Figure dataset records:
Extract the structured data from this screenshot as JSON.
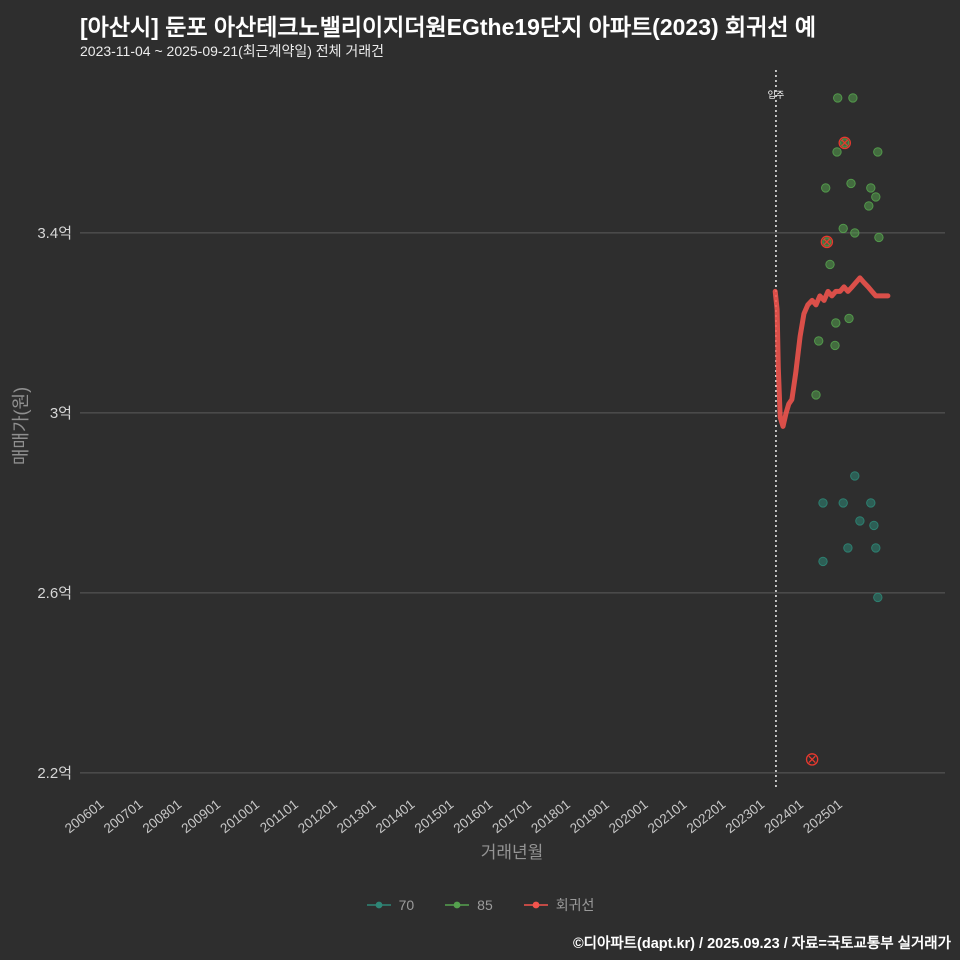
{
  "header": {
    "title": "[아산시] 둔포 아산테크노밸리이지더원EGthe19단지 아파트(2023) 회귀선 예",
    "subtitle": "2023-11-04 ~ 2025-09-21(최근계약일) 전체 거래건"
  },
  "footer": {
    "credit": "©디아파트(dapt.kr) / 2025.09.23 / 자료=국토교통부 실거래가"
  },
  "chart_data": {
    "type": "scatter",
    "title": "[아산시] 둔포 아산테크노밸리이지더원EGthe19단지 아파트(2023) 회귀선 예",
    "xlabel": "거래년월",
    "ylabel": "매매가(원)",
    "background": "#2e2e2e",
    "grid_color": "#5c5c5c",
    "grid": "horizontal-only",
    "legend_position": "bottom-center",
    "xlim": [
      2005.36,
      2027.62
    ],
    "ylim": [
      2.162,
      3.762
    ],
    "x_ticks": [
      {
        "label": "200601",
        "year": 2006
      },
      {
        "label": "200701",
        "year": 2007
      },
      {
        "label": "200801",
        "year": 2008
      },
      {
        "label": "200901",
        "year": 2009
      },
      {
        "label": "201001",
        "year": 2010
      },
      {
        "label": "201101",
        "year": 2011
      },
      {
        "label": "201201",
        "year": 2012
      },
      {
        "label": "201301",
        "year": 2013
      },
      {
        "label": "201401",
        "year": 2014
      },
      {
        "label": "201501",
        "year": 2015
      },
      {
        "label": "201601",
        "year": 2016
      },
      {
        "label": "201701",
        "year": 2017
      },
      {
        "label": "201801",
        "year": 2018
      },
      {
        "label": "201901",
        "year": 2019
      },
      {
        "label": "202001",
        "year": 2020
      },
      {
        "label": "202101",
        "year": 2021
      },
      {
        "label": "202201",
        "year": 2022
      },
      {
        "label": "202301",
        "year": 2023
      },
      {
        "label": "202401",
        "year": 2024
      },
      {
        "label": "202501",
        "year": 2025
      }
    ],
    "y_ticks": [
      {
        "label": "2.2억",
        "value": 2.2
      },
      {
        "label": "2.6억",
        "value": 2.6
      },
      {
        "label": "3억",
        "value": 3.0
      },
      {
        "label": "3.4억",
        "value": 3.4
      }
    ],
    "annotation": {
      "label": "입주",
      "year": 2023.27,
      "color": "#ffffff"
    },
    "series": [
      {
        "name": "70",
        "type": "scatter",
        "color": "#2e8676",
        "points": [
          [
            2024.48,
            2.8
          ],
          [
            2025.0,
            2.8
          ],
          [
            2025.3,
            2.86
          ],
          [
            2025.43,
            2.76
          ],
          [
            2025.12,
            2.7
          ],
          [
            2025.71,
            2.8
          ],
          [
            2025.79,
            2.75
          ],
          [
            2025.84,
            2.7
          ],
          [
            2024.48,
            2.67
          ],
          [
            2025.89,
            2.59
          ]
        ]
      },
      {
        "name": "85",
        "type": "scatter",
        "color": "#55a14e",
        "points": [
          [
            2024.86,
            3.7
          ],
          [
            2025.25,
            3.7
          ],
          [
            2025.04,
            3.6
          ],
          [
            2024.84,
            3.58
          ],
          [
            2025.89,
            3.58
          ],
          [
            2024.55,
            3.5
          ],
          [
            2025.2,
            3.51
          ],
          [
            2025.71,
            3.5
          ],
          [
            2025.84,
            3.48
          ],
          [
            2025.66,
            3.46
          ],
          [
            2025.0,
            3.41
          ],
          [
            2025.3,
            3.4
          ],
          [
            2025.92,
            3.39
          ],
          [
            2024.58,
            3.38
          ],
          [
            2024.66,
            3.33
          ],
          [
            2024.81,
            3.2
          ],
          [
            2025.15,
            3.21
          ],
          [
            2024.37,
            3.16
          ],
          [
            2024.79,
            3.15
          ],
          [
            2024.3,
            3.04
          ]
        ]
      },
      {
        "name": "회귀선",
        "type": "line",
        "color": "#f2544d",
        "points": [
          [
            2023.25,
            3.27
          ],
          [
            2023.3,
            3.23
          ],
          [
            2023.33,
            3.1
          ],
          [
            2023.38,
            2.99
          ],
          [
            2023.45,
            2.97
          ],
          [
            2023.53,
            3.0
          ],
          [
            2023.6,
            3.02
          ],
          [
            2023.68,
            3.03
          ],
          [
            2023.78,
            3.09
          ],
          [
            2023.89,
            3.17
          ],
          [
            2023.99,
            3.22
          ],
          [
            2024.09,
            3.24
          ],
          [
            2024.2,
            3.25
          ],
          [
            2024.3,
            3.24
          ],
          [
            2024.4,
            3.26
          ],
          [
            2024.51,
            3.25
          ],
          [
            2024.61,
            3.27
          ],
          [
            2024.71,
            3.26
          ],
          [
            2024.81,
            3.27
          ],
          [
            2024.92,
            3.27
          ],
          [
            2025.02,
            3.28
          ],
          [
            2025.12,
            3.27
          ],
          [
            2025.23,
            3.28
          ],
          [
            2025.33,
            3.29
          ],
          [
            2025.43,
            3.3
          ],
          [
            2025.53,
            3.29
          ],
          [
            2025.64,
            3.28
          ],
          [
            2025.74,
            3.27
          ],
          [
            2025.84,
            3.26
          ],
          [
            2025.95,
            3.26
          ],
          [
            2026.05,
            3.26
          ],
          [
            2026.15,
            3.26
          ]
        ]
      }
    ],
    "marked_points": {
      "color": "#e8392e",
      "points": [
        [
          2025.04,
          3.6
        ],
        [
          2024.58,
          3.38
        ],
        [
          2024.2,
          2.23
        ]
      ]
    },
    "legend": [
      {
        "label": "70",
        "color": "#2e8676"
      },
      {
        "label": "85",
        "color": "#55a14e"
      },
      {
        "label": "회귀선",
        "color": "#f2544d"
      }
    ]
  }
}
...
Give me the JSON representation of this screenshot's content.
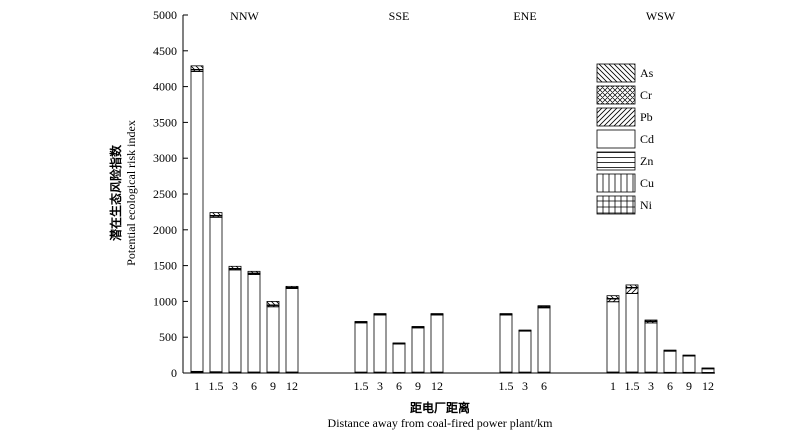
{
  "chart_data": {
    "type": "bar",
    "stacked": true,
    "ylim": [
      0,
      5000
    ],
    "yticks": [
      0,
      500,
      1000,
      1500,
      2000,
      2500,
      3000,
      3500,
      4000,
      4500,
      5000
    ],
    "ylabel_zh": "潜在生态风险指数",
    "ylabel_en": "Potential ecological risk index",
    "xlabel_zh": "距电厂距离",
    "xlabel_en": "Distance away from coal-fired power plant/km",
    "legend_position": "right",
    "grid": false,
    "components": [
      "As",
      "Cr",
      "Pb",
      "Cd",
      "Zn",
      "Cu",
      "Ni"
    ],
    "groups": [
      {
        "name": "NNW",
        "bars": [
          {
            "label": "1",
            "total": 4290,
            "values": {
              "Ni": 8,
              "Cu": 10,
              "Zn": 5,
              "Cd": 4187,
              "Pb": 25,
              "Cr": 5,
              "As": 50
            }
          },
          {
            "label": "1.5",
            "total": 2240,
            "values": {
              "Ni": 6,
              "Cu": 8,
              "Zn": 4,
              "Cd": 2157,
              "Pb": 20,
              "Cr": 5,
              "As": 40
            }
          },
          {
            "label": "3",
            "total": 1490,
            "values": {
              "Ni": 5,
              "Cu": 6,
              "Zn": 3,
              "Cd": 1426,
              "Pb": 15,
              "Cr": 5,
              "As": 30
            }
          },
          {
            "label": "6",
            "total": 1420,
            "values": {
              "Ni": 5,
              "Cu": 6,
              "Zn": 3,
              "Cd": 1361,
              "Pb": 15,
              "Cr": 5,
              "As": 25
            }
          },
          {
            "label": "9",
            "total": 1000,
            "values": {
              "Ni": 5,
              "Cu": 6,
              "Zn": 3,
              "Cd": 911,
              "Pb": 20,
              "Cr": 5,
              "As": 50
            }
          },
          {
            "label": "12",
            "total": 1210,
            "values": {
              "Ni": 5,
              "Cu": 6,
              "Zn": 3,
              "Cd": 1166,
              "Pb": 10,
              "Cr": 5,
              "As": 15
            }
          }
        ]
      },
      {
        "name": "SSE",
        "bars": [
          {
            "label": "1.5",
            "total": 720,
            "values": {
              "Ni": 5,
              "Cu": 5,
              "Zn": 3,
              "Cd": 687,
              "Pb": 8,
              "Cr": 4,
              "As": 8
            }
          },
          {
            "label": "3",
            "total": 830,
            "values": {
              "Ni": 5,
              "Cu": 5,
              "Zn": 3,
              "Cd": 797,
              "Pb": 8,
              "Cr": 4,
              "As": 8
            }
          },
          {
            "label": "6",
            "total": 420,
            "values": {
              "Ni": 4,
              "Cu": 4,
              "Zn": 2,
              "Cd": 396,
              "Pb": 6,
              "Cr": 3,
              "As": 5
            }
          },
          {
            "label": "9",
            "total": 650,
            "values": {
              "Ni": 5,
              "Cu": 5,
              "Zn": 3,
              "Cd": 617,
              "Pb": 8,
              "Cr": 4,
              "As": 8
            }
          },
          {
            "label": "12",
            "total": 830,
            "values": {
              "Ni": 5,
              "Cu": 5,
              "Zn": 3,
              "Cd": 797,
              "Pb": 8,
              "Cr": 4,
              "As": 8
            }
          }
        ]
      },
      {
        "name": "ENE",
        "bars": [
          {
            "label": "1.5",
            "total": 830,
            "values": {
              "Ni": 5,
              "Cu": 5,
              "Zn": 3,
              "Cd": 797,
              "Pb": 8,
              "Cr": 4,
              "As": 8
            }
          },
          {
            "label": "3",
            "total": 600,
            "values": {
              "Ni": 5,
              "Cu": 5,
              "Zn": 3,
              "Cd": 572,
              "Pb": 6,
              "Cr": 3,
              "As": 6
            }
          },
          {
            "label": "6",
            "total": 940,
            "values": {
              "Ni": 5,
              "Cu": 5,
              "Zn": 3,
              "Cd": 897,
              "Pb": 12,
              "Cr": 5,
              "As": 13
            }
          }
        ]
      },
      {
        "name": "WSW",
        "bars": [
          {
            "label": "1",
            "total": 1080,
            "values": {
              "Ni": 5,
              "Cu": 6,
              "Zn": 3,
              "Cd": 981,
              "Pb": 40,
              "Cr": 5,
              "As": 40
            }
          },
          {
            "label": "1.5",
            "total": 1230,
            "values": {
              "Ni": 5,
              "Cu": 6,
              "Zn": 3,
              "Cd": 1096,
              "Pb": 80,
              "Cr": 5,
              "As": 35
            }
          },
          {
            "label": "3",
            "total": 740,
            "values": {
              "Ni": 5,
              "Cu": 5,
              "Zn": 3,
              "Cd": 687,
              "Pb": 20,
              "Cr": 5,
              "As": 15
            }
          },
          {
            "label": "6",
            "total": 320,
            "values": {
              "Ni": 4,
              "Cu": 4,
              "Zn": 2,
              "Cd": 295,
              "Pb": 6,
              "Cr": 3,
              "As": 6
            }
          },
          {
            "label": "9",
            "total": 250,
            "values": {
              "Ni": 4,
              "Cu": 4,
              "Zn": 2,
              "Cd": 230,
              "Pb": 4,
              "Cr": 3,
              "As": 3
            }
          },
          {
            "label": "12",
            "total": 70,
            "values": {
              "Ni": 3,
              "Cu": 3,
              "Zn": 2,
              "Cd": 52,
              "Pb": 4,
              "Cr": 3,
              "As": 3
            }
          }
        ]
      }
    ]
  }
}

■ **Given instruction**: Count the lines in which the string "type" appears, then report only that figure.

■ **Solution to this exercise**: 5